Instructions for the task: Output every line of the material below, unchanged.

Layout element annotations

____________

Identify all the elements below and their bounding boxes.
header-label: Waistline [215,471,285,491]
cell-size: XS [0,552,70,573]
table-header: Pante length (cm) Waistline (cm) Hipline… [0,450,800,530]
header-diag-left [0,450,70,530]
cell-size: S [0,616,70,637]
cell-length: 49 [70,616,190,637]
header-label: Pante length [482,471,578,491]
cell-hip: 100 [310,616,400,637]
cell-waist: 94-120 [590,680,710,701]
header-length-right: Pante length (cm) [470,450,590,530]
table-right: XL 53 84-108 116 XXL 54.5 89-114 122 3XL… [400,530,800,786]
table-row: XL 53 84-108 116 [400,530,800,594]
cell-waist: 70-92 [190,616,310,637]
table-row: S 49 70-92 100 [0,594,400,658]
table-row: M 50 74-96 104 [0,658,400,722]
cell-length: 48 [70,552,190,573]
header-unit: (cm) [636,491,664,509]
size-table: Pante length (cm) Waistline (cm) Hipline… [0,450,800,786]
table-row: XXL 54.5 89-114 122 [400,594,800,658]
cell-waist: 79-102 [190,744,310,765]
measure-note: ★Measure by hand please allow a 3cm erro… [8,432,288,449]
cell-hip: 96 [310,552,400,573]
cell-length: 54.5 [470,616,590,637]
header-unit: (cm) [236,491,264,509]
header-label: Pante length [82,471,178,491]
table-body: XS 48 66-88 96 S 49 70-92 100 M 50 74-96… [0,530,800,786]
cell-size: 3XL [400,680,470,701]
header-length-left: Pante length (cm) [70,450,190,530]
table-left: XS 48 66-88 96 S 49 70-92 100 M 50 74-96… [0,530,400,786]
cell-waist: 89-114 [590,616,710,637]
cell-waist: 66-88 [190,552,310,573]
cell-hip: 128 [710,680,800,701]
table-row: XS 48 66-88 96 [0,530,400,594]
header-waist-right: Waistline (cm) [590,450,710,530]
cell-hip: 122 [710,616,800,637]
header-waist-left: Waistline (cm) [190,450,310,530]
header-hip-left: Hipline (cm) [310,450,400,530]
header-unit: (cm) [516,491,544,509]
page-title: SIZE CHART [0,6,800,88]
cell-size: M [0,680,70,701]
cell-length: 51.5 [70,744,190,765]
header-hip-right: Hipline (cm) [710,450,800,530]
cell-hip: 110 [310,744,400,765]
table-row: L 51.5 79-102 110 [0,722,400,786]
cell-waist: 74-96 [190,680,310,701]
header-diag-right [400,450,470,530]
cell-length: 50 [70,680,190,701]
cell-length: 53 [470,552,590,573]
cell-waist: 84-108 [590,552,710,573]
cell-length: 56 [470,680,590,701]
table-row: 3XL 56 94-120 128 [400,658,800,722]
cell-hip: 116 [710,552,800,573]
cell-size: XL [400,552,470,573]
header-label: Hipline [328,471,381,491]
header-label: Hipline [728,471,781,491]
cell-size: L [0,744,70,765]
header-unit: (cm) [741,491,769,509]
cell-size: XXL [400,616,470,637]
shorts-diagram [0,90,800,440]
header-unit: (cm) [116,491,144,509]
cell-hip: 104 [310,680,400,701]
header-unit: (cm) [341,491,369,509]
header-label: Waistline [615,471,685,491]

____________

Result for this exercise:
Identify all the elements below and their bounding boxes.
header-label: Waistline [215,471,285,491]
cell-size: XS [0,552,70,573]
table-header: Pante length (cm) Waistline (cm) Hipline… [0,450,800,530]
header-diag-left [0,450,70,530]
cell-size: S [0,616,70,637]
cell-length: 49 [70,616,190,637]
header-label: Pante length [482,471,578,491]
cell-hip: 100 [310,616,400,637]
cell-waist: 94-120 [590,680,710,701]
header-length-right: Pante length (cm) [470,450,590,530]
table-right: XL 53 84-108 116 XXL 54.5 89-114 122 3XL… [400,530,800,786]
table-row: XL 53 84-108 116 [400,530,800,594]
cell-waist: 70-92 [190,616,310,637]
table-row: S 49 70-92 100 [0,594,400,658]
table-row: M 50 74-96 104 [0,658,400,722]
cell-length: 48 [70,552,190,573]
header-unit: (cm) [636,491,664,509]
size-table: Pante length (cm) Waistline (cm) Hipline… [0,450,800,786]
table-row: XXL 54.5 89-114 122 [400,594,800,658]
cell-waist: 79-102 [190,744,310,765]
measure-note: ★Measure by hand please allow a 3cm erro… [8,432,288,449]
cell-hip: 96 [310,552,400,573]
cell-length: 54.5 [470,616,590,637]
header-unit: (cm) [236,491,264,509]
header-label: Pante length [82,471,178,491]
table-body: XS 48 66-88 96 S 49 70-92 100 M 50 74-96… [0,530,800,786]
cell-size: 3XL [400,680,470,701]
header-length-left: Pante length (cm) [70,450,190,530]
table-left: XS 48 66-88 96 S 49 70-92 100 M 50 74-96… [0,530,400,786]
cell-waist: 89-114 [590,616,710,637]
cell-waist: 66-88 [190,552,310,573]
cell-hip: 128 [710,680,800,701]
table-row: XS 48 66-88 96 [0,530,400,594]
header-waist-right: Waistline (cm) [590,450,710,530]
cell-hip: 122 [710,616,800,637]
header-waist-left: Waistline (cm) [190,450,310,530]
header-hip-left: Hipline (cm) [310,450,400,530]
header-unit: (cm) [516,491,544,509]
page-title: SIZE CHART [0,6,800,88]
cell-size: M [0,680,70,701]
cell-length: 51.5 [70,744,190,765]
header-hip-right: Hipline (cm) [710,450,800,530]
cell-hip: 110 [310,744,400,765]
table-row: L 51.5 79-102 110 [0,722,400,786]
cell-waist: 74-96 [190,680,310,701]
header-diag-right [400,450,470,530]
cell-length: 50 [70,680,190,701]
cell-length: 53 [470,552,590,573]
cell-waist: 84-108 [590,552,710,573]
cell-length: 56 [470,680,590,701]
table-row: 3XL 56 94-120 128 [400,658,800,722]
cell-hip: 116 [710,552,800,573]
cell-size: XL [400,552,470,573]
header-label: Hipline [328,471,381,491]
header-label: Hipline [728,471,781,491]
cell-size: L [0,744,70,765]
header-unit: (cm) [741,491,769,509]
cell-size: XXL [400,616,470,637]
shorts-diagram [0,90,800,440]
header-unit: (cm) [116,491,144,509]
cell-hip: 104 [310,680,400,701]
header-unit: (cm) [341,491,369,509]
header-label: Waistline [615,471,685,491]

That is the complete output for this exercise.